» **Given task**
Print the records below exactly as they appear.

» **Provided records**
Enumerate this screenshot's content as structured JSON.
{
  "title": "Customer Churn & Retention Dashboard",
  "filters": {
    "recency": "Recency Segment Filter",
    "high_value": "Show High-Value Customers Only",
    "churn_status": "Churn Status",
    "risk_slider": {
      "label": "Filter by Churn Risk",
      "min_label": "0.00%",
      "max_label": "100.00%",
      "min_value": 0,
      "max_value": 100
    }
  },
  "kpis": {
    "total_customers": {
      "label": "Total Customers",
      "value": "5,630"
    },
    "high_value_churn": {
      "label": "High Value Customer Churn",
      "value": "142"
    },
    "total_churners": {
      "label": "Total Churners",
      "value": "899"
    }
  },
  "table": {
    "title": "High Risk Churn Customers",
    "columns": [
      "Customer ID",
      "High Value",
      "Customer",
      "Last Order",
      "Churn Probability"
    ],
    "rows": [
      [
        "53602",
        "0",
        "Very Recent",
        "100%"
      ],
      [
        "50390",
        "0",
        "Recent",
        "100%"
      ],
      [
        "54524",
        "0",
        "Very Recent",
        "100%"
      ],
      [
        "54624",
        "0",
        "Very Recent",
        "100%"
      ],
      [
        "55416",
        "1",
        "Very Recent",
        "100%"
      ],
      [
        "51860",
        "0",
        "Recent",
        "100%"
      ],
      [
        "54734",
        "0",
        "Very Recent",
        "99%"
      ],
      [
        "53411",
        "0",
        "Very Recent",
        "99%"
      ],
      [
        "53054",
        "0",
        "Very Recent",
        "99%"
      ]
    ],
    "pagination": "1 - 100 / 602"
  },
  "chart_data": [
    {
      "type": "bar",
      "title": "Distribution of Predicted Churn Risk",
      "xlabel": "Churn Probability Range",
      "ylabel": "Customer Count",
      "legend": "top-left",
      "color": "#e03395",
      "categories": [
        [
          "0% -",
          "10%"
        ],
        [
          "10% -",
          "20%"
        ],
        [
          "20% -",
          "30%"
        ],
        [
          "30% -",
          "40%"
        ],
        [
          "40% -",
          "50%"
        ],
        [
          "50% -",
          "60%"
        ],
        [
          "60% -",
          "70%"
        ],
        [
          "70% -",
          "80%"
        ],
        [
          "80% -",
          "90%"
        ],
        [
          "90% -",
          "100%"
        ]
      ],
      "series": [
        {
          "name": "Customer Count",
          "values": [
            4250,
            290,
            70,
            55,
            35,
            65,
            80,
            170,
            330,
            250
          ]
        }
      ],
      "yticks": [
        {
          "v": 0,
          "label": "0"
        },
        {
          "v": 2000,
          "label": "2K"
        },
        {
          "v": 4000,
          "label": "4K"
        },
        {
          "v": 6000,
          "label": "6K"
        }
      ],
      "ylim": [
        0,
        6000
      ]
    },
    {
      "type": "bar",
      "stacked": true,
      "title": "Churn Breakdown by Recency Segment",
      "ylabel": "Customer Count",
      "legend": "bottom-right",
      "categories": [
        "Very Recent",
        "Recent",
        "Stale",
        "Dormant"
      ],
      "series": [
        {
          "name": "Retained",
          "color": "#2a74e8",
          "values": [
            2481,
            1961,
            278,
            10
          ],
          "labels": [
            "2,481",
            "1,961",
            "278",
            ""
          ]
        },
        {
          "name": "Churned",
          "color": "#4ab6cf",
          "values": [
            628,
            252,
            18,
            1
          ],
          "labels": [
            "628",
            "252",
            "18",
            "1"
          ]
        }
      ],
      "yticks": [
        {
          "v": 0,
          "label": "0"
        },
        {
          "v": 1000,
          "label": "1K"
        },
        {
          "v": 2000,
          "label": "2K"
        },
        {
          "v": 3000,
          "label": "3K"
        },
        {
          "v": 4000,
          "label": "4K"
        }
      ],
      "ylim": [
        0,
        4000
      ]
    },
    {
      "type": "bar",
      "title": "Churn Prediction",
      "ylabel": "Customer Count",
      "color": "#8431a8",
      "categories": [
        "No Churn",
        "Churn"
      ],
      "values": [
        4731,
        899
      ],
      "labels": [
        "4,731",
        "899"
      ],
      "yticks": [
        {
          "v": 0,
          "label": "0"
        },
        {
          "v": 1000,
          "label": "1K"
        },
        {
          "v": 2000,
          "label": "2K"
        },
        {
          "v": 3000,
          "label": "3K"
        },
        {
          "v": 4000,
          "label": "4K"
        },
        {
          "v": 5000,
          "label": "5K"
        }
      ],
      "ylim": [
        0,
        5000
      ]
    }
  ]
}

» **Response**
Enumerate this screenshot's content as structured JSON.
{
  "title": "Customer Churn & Retention Dashboard",
  "filters": {
    "recency": "Recency Segment Filter",
    "high_value": "Show High-Value Customers Only",
    "churn_status": "Churn Status",
    "risk_slider": {
      "label": "Filter by Churn Risk",
      "min_label": "0.00%",
      "max_label": "100.00%",
      "min_value": 0,
      "max_value": 100
    }
  },
  "kpis": {
    "total_customers": {
      "label": "Total Customers",
      "value": "5,630"
    },
    "high_value_churn": {
      "label": "High Value Customer Churn",
      "value": "142"
    },
    "total_churners": {
      "label": "Total Churners",
      "value": "899"
    }
  },
  "table": {
    "title": "High Risk Churn Customers",
    "columns": [
      "Customer ID",
      "High Value",
      "Customer",
      "Last Order",
      "Churn Probability"
    ],
    "rows": [
      [
        "53602",
        "0",
        "Very Recent",
        "100%"
      ],
      [
        "50390",
        "0",
        "Recent",
        "100%"
      ],
      [
        "54524",
        "0",
        "Very Recent",
        "100%"
      ],
      [
        "54624",
        "0",
        "Very Recent",
        "100%"
      ],
      [
        "55416",
        "1",
        "Very Recent",
        "100%"
      ],
      [
        "51860",
        "0",
        "Recent",
        "100%"
      ],
      [
        "54734",
        "0",
        "Very Recent",
        "99%"
      ],
      [
        "53411",
        "0",
        "Very Recent",
        "99%"
      ],
      [
        "53054",
        "0",
        "Very Recent",
        "99%"
      ]
    ],
    "pagination": "1 - 100 / 602"
  },
  "chart_data": [
    {
      "type": "bar",
      "title": "Distribution of Predicted Churn Risk",
      "xlabel": "Churn Probability Range",
      "ylabel": "Customer Count",
      "legend": "top-left",
      "color": "#e03395",
      "categories": [
        [
          "0% -",
          "10%"
        ],
        [
          "10% -",
          "20%"
        ],
        [
          "20% -",
          "30%"
        ],
        [
          "30% -",
          "40%"
        ],
        [
          "40% -",
          "50%"
        ],
        [
          "50% -",
          "60%"
        ],
        [
          "60% -",
          "70%"
        ],
        [
          "70% -",
          "80%"
        ],
        [
          "80% -",
          "90%"
        ],
        [
          "90% -",
          "100%"
        ]
      ],
      "series": [
        {
          "name": "Customer Count",
          "values": [
            4250,
            290,
            70,
            55,
            35,
            65,
            80,
            170,
            330,
            250
          ]
        }
      ],
      "yticks": [
        {
          "v": 0,
          "label": "0"
        },
        {
          "v": 2000,
          "label": "2K"
        },
        {
          "v": 4000,
          "label": "4K"
        },
        {
          "v": 6000,
          "label": "6K"
        }
      ],
      "ylim": [
        0,
        6000
      ]
    },
    {
      "type": "bar",
      "stacked": true,
      "title": "Churn Breakdown by Recency Segment",
      "ylabel": "Customer Count",
      "legend": "bottom-right",
      "categories": [
        "Very Recent",
        "Recent",
        "Stale",
        "Dormant"
      ],
      "series": [
        {
          "name": "Retained",
          "color": "#2a74e8",
          "values": [
            2481,
            1961,
            278,
            10
          ],
          "labels": [
            "2,481",
            "1,961",
            "278",
            ""
          ]
        },
        {
          "name": "Churned",
          "color": "#4ab6cf",
          "values": [
            628,
            252,
            18,
            1
          ],
          "labels": [
            "628",
            "252",
            "18",
            "1"
          ]
        }
      ],
      "yticks": [
        {
          "v": 0,
          "label": "0"
        },
        {
          "v": 1000,
          "label": "1K"
        },
        {
          "v": 2000,
          "label": "2K"
        },
        {
          "v": 3000,
          "label": "3K"
        },
        {
          "v": 4000,
          "label": "4K"
        }
      ],
      "ylim": [
        0,
        4000
      ]
    },
    {
      "type": "bar",
      "title": "Churn Prediction",
      "ylabel": "Customer Count",
      "color": "#8431a8",
      "categories": [
        "No Churn",
        "Churn"
      ],
      "values": [
        4731,
        899
      ],
      "labels": [
        "4,731",
        "899"
      ],
      "yticks": [
        {
          "v": 0,
          "label": "0"
        },
        {
          "v": 1000,
          "label": "1K"
        },
        {
          "v": 2000,
          "label": "2K"
        },
        {
          "v": 3000,
          "label": "3K"
        },
        {
          "v": 4000,
          "label": "4K"
        },
        {
          "v": 5000,
          "label": "5K"
        }
      ],
      "ylim": [
        0,
        5000
      ]
    }
  ]
}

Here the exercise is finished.